**INSTRUCTIONS FOR THE TASK**: Pick out every line that holds the string "title" and copy it.

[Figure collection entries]
-*-*-

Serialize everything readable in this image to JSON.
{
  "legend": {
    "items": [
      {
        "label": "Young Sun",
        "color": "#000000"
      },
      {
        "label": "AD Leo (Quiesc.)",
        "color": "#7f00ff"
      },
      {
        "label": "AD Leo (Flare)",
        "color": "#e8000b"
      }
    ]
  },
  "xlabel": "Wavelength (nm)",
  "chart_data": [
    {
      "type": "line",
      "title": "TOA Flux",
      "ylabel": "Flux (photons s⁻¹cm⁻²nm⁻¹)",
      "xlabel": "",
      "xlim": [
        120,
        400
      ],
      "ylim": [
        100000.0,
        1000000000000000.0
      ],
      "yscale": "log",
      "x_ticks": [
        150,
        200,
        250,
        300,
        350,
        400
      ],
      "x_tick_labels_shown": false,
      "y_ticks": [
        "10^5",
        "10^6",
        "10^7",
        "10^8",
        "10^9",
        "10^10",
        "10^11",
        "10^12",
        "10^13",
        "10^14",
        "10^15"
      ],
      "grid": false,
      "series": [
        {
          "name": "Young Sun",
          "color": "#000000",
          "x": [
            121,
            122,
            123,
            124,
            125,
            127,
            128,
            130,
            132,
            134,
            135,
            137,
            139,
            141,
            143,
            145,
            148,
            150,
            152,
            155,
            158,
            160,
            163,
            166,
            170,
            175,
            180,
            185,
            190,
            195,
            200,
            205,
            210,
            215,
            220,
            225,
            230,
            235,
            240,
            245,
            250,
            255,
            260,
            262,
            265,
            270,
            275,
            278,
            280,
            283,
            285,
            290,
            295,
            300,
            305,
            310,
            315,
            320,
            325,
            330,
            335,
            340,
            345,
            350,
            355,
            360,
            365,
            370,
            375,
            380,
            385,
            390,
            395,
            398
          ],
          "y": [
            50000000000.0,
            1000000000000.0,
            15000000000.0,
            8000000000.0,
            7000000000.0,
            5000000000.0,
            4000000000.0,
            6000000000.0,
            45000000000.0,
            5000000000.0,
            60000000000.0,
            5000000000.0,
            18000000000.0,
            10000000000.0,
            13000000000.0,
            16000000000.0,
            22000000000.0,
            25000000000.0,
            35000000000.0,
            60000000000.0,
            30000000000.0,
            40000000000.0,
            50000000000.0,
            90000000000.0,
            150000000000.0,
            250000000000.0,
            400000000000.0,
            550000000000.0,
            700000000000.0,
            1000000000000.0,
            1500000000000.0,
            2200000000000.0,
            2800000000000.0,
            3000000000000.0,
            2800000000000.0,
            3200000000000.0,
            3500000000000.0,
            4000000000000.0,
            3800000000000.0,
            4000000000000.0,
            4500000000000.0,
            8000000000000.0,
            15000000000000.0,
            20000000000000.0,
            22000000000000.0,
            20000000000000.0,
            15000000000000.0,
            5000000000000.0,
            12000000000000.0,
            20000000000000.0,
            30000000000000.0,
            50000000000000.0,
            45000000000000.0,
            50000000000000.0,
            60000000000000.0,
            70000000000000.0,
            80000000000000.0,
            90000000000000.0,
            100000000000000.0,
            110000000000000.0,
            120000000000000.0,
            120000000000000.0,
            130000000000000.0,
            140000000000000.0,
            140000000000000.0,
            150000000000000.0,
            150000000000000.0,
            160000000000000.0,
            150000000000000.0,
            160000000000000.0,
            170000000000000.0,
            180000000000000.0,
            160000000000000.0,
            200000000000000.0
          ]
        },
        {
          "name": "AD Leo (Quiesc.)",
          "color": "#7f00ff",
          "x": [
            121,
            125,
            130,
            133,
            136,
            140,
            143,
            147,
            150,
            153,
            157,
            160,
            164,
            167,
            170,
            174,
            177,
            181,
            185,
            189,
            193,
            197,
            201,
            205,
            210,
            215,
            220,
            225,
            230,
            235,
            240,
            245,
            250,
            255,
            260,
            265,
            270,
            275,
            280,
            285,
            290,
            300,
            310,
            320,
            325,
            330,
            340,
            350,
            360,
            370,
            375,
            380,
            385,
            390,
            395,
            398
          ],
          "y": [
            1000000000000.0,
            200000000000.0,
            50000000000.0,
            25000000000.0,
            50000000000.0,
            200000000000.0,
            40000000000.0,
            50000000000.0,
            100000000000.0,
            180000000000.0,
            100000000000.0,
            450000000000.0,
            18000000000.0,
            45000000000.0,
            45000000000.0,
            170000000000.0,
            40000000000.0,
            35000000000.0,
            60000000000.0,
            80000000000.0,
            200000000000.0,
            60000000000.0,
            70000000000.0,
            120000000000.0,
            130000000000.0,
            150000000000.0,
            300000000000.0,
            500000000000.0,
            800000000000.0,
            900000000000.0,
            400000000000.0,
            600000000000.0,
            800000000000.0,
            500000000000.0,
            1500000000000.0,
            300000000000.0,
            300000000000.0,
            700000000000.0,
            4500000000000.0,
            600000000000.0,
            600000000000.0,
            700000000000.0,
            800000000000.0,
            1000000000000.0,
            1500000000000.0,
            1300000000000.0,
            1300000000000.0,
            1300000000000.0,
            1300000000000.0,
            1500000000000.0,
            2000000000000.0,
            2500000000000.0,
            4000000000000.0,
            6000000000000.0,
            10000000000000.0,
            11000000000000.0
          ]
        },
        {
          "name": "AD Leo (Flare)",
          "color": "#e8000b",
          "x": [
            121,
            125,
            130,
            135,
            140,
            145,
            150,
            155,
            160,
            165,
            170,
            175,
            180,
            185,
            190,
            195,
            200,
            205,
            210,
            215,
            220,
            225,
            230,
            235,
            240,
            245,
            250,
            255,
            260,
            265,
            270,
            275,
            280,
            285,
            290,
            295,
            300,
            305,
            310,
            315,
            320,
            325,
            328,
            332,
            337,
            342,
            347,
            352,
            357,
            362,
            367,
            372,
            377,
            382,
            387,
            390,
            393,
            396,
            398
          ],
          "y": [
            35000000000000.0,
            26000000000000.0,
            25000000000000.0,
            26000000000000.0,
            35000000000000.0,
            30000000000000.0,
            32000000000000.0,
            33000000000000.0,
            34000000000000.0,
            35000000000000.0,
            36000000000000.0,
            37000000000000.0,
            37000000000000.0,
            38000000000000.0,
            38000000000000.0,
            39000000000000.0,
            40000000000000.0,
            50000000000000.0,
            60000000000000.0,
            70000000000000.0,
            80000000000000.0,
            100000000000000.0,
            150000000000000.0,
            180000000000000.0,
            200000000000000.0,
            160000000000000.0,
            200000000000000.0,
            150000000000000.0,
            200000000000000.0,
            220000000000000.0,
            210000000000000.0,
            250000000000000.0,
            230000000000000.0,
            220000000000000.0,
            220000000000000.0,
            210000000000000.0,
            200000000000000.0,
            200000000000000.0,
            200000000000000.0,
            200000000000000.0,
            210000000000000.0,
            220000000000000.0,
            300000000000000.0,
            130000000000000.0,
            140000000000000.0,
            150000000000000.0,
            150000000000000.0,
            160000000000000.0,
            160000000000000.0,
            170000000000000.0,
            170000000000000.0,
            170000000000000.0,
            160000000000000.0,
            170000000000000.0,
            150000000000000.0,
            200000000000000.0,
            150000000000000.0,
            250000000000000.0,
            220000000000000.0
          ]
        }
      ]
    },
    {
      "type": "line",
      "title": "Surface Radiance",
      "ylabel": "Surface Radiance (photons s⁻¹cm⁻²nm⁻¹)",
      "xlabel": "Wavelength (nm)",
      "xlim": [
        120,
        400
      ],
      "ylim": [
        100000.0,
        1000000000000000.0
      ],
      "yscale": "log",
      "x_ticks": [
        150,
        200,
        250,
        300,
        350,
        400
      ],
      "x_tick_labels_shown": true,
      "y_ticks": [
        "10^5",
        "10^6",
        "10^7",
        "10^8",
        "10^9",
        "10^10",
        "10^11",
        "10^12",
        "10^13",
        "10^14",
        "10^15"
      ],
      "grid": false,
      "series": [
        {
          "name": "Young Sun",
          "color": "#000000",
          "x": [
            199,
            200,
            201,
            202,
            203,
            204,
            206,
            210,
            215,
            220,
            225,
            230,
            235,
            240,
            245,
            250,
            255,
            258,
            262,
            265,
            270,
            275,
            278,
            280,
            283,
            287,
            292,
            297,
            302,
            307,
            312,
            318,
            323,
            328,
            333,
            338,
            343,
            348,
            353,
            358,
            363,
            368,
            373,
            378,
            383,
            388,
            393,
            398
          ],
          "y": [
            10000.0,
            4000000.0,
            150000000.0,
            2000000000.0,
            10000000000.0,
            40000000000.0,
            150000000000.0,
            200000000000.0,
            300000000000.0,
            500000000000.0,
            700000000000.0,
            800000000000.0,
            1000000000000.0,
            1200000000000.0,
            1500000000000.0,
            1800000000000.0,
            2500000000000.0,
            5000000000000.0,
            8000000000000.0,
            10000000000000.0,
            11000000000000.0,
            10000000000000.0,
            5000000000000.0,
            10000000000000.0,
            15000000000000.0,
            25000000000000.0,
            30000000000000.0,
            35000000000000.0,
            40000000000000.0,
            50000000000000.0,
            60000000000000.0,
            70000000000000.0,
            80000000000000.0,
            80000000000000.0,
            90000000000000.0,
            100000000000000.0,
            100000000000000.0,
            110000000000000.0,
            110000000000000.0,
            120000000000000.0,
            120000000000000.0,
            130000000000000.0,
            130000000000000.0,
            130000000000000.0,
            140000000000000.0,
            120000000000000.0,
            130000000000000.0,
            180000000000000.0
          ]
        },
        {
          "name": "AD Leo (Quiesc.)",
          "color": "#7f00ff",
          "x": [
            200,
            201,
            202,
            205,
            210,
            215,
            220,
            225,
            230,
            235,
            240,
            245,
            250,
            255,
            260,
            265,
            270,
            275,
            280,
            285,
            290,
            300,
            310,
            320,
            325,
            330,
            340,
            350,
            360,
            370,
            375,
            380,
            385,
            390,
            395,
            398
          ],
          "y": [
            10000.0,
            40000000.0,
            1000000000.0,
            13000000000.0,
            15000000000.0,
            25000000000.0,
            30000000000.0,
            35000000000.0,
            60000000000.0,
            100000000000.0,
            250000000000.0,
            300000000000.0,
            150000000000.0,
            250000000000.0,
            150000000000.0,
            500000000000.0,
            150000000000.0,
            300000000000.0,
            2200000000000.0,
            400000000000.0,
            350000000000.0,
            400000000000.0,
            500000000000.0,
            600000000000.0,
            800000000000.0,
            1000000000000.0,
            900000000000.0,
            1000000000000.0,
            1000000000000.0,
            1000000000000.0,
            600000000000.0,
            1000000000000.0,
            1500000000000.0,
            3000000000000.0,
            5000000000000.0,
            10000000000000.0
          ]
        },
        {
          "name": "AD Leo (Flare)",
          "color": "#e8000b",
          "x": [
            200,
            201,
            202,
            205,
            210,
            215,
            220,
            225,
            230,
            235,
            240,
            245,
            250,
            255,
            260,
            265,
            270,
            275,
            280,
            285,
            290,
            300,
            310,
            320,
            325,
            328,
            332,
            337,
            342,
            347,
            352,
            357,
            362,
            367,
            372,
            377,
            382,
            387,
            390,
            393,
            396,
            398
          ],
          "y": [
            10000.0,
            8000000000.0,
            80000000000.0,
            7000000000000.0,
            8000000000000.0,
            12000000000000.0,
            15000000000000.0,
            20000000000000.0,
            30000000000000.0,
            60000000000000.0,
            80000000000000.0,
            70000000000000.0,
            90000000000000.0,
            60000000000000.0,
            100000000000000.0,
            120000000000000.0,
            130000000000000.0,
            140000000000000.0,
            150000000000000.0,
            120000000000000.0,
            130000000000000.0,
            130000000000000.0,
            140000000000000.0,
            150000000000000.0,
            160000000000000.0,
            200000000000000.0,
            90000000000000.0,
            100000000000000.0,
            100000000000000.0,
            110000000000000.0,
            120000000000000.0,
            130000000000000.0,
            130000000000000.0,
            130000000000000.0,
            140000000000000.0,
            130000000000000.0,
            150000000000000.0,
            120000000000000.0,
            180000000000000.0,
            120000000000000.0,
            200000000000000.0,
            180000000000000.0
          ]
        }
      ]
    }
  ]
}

-*-*-

**RESULT OF THIS EXERCISE**:
      "title": "TOA Flux",
      "title": "Surface Radiance",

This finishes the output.